[Extracted records]
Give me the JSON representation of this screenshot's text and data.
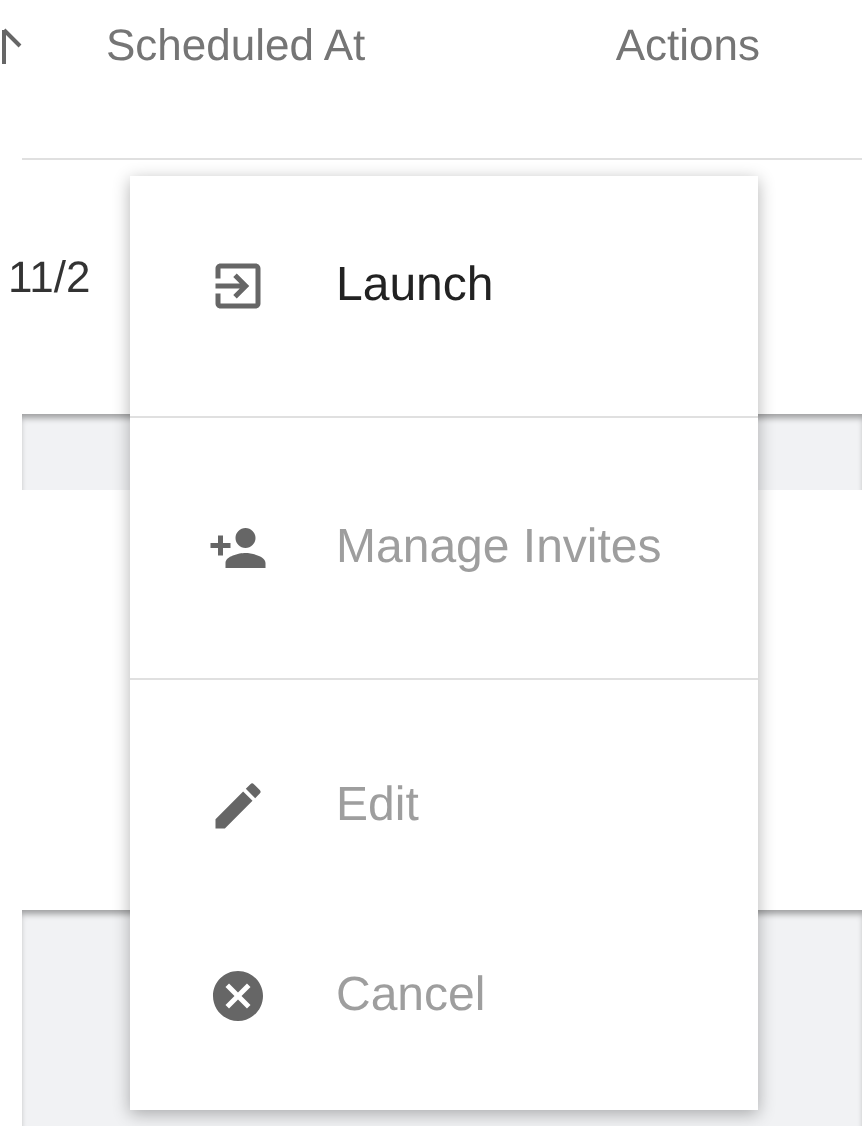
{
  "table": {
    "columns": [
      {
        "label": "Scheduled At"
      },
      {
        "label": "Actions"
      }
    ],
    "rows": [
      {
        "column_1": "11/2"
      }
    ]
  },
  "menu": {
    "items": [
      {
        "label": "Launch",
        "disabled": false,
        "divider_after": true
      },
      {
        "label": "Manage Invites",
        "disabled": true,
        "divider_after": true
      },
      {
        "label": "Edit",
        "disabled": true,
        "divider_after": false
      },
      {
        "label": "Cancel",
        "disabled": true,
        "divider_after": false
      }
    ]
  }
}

> _Goal_: Restate the data above word for word. Do not include the images.

> _Expected answer_:
Give me the JSON representation of this screenshot's text and data.
{
  "table": {
    "columns": [
      {
        "label": "Scheduled At"
      },
      {
        "label": "Actions"
      }
    ],
    "rows": [
      {
        "column_1": "11/2"
      }
    ]
  },
  "menu": {
    "items": [
      {
        "label": "Launch",
        "disabled": false,
        "divider_after": true
      },
      {
        "label": "Manage Invites",
        "disabled": true,
        "divider_after": true
      },
      {
        "label": "Edit",
        "disabled": true,
        "divider_after": false
      },
      {
        "label": "Cancel",
        "disabled": true,
        "divider_after": false
      }
    ]
  }
}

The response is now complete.